REQUIREMENTS |
Reproduce each line exactly, including spacing and punctuation.

MATERIAL |
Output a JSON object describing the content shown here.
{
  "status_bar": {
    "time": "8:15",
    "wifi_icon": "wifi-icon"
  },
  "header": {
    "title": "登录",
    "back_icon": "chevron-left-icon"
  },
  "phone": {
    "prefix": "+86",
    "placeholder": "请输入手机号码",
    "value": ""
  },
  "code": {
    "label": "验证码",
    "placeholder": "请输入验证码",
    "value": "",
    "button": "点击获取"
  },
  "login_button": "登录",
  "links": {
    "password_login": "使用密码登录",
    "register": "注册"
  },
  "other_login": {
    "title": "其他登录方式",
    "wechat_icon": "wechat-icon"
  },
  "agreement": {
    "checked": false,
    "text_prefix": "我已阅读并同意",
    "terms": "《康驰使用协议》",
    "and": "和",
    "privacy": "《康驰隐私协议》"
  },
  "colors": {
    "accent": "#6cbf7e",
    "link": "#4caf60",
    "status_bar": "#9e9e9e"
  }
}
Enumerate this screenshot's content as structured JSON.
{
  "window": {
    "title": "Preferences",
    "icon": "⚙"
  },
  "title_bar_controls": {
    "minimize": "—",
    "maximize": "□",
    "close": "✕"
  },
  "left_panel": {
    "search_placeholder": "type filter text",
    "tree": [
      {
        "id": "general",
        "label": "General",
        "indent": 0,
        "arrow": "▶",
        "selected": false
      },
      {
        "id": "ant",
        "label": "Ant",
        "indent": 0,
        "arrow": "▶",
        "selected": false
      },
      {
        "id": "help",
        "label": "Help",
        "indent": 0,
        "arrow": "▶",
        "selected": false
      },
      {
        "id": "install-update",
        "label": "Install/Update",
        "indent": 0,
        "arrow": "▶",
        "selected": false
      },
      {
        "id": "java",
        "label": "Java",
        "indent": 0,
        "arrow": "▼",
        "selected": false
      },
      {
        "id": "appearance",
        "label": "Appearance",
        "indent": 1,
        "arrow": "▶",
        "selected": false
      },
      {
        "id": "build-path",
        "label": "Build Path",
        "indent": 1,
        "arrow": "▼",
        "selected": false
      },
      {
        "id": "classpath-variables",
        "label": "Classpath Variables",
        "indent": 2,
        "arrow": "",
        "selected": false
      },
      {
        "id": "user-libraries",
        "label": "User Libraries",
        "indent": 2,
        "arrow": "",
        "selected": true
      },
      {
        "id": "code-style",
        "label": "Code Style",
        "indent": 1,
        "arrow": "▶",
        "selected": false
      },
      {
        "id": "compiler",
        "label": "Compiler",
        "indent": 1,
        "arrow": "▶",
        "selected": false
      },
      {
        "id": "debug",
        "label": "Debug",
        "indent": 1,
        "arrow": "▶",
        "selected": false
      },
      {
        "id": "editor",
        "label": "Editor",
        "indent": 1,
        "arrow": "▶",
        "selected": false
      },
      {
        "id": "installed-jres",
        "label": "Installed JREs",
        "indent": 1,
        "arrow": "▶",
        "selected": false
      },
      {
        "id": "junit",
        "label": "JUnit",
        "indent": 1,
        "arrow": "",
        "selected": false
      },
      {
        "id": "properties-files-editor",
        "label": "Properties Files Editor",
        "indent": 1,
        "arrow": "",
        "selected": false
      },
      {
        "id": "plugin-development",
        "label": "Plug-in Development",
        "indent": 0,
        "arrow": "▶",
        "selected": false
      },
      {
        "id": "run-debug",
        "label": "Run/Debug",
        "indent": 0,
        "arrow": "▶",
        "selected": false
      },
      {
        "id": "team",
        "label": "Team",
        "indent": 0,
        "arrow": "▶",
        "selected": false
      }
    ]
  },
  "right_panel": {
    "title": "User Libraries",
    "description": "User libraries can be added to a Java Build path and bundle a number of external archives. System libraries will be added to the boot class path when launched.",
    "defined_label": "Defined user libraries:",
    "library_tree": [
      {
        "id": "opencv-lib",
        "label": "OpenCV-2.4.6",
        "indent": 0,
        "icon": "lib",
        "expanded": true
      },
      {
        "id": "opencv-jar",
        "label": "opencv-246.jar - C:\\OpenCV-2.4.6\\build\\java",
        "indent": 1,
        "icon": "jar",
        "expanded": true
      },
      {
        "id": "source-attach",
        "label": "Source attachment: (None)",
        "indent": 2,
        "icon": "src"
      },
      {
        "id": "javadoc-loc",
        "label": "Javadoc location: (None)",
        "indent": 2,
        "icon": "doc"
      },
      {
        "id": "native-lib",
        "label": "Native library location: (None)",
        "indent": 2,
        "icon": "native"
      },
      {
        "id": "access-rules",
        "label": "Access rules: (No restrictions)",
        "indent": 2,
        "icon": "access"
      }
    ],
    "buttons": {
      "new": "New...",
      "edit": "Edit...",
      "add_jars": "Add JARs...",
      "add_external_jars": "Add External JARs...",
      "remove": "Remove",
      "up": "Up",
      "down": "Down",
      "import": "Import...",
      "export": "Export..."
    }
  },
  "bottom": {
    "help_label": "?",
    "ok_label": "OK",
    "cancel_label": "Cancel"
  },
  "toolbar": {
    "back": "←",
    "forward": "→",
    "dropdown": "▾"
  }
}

EXERCISE ANSWER |
Output a JSON object describing the content shown here.
{
  "status_bar": {
    "time": "8:15",
    "wifi_icon": "wifi-icon"
  },
  "header": {
    "title": "登录",
    "back_icon": "chevron-left-icon"
  },
  "phone": {
    "prefix": "+86",
    "placeholder": "请输入手机号码",
    "value": ""
  },
  "code": {
    "label": "验证码",
    "placeholder": "请输入验证码",
    "value": "",
    "button": "点击获取"
  },
  "login_button": "登录",
  "links": {
    "password_login": "使用密码登录",
    "register": "注册"
  },
  "other_login": {
    "title": "其他登录方式",
    "wechat_icon": "wechat-icon"
  },
  "agreement": {
    "checked": false,
    "text_prefix": "我已阅读并同意",
    "terms": "《康驰使用协议》",
    "and": "和",
    "privacy": "《康驰隐私协议》"
  },
  "colors": {
    "accent": "#6cbf7e",
    "link": "#4caf60",
    "status_bar": "#9e9e9e"
  }
}
Enumerate this screenshot's content as structured JSON.
{
  "window": {
    "title": "Preferences",
    "icon": "⚙"
  },
  "title_bar_controls": {
    "minimize": "—",
    "maximize": "□",
    "close": "✕"
  },
  "left_panel": {
    "search_placeholder": "type filter text",
    "tree": [
      {
        "id": "general",
        "label": "General",
        "indent": 0,
        "arrow": "▶",
        "selected": false
      },
      {
        "id": "ant",
        "label": "Ant",
        "indent": 0,
        "arrow": "▶",
        "selected": false
      },
      {
        "id": "help",
        "label": "Help",
        "indent": 0,
        "arrow": "▶",
        "selected": false
      },
      {
        "id": "install-update",
        "label": "Install/Update",
        "indent": 0,
        "arrow": "▶",
        "selected": false
      },
      {
        "id": "java",
        "label": "Java",
        "indent": 0,
        "arrow": "▼",
        "selected": false
      },
      {
        "id": "appearance",
        "label": "Appearance",
        "indent": 1,
        "arrow": "▶",
        "selected": false
      },
      {
        "id": "build-path",
        "label": "Build Path",
        "indent": 1,
        "arrow": "▼",
        "selected": false
      },
      {
        "id": "classpath-variables",
        "label": "Classpath Variables",
        "indent": 2,
        "arrow": "",
        "selected": false
      },
      {
        "id": "user-libraries",
        "label": "User Libraries",
        "indent": 2,
        "arrow": "",
        "selected": true
      },
      {
        "id": "code-style",
        "label": "Code Style",
        "indent": 1,
        "arrow": "▶",
        "selected": false
      },
      {
        "id": "compiler",
        "label": "Compiler",
        "indent": 1,
        "arrow": "▶",
        "selected": false
      },
      {
        "id": "debug",
        "label": "Debug",
        "indent": 1,
        "arrow": "▶",
        "selected": false
      },
      {
        "id": "editor",
        "label": "Editor",
        "indent": 1,
        "arrow": "▶",
        "selected": false
      },
      {
        "id": "installed-jres",
        "label": "Installed JREs",
        "indent": 1,
        "arrow": "▶",
        "selected": false
      },
      {
        "id": "junit",
        "label": "JUnit",
        "indent": 1,
        "arrow": "",
        "selected": false
      },
      {
        "id": "properties-files-editor",
        "label": "Properties Files Editor",
        "indent": 1,
        "arrow": "",
        "selected": false
      },
      {
        "id": "plugin-development",
        "label": "Plug-in Development",
        "indent": 0,
        "arrow": "▶",
        "selected": false
      },
      {
        "id": "run-debug",
        "label": "Run/Debug",
        "indent": 0,
        "arrow": "▶",
        "selected": false
      },
      {
        "id": "team",
        "label": "Team",
        "indent": 0,
        "arrow": "▶",
        "selected": false
      }
    ]
  },
  "right_panel": {
    "title": "User Libraries",
    "description": "User libraries can be added to a Java Build path and bundle a number of external archives. System libraries will be added to the boot class path when launched.",
    "defined_label": "Defined user libraries:",
    "library_tree": [
      {
        "id": "opencv-lib",
        "label": "OpenCV-2.4.6",
        "indent": 0,
        "icon": "lib",
        "expanded": true
      },
      {
        "id": "opencv-jar",
        "label": "opencv-246.jar - C:\\OpenCV-2.4.6\\build\\java",
        "indent": 1,
        "icon": "jar",
        "expanded": true
      },
      {
        "id": "source-attach",
        "label": "Source attachment: (None)",
        "indent": 2,
        "icon": "src"
      },
      {
        "id": "javadoc-loc",
        "label": "Javadoc location: (None)",
        "indent": 2,
        "icon": "doc"
      },
      {
        "id": "native-lib",
        "label": "Native library location: (None)",
        "indent": 2,
        "icon": "native"
      },
      {
        "id": "access-rules",
        "label": "Access rules: (No restrictions)",
        "indent": 2,
        "icon": "access"
      }
    ],
    "buttons": {
      "new": "New...",
      "edit": "Edit...",
      "add_jars": "Add JARs...",
      "add_external_jars": "Add External JARs...",
      "remove": "Remove",
      "up": "Up",
      "down": "Down",
      "import": "Import...",
      "export": "Export..."
    }
  },
  "bottom": {
    "help_label": "?",
    "ok_label": "OK",
    "cancel_label": "Cancel"
  },
  "toolbar": {
    "back": "←",
    "forward": "→",
    "dropdown": "▾"
  }
}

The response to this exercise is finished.